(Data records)
--------------------------------
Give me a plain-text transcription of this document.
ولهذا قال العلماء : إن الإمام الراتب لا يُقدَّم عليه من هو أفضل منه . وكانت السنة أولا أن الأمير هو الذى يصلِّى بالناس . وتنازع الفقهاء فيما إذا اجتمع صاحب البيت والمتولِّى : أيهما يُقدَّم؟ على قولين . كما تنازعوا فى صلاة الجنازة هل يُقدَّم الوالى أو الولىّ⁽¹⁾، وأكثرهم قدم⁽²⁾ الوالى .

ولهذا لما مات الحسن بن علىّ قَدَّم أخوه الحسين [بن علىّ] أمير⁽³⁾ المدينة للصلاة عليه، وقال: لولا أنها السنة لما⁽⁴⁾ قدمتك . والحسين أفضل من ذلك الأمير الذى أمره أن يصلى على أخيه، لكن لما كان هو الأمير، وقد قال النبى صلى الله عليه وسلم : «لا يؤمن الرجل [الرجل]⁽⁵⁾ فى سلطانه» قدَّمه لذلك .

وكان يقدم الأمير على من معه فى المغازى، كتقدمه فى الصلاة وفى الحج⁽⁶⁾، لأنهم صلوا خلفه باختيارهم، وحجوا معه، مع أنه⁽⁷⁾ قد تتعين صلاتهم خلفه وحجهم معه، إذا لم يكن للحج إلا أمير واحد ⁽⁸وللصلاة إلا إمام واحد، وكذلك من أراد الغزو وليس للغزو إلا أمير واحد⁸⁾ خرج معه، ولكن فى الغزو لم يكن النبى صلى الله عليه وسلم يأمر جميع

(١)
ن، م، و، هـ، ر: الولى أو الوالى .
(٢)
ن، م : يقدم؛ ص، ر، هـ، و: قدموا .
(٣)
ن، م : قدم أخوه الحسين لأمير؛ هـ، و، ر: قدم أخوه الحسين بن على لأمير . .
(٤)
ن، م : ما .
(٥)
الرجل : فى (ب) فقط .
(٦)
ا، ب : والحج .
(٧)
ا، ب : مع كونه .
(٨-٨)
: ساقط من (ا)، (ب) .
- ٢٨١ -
--------------------------------
# Exercise instructions
All of the records must be retyped exactly as they are.

# The completed task
Give me a plain-text transcription of this document.
ولهذا قال العلماء : إن الإمام الراتب لا يُقدَّم عليه من هو أفضل منه . وكانت السنة أولا أن الأمير هو الذى يصلِّى بالناس . وتنازع الفقهاء فيما إذا اجتمع صاحب البيت والمتولِّى : أيهما يُقدَّم؟ على قولين . كما تنازعوا فى صلاة الجنازة هل يُقدَّم الوالى أو الولىّ⁽¹⁾، وأكثرهم قدم⁽²⁾ الوالى .

ولهذا لما مات الحسن بن علىّ قَدَّم أخوه الحسين [بن علىّ] أمير⁽³⁾ المدينة للصلاة عليه، وقال: لولا أنها السنة لما⁽⁴⁾ قدمتك . والحسين أفضل من ذلك الأمير الذى أمره أن يصلى على أخيه، لكن لما كان هو الأمير، وقد قال النبى صلى الله عليه وسلم : «لا يؤمن الرجل [الرجل]⁽⁵⁾ فى سلطانه» قدَّمه لذلك .

وكان يقدم الأمير على من معه فى المغازى، كتقدمه فى الصلاة وفى الحج⁽⁶⁾، لأنهم صلوا خلفه باختيارهم، وحجوا معه، مع أنه⁽⁷⁾ قد تتعين صلاتهم خلفه وحجهم معه، إذا لم يكن للحج إلا أمير واحد ⁽⁸وللصلاة إلا إمام واحد، وكذلك من أراد الغزو وليس للغزو إلا أمير واحد⁸⁾ خرج معه، ولكن فى الغزو لم يكن النبى صلى الله عليه وسلم يأمر جميع

(١)
ن، م، و، هـ، ر: الولى أو الوالى .
(٢)
ن، م : يقدم؛ ص، ر، هـ، و: قدموا .
(٣)
ن، م : قدم أخوه الحسين لأمير؛ هـ، و، ر: قدم أخوه الحسين بن على لأمير . .
(٤)
ن، م : ما .
(٥)
الرجل : فى (ب) فقط .
(٦)
ا، ب : والحج .
(٧)
ا، ب : مع كونه .
(٨-٨)
: ساقط من (ا)، (ب) .
- ٢٨١ -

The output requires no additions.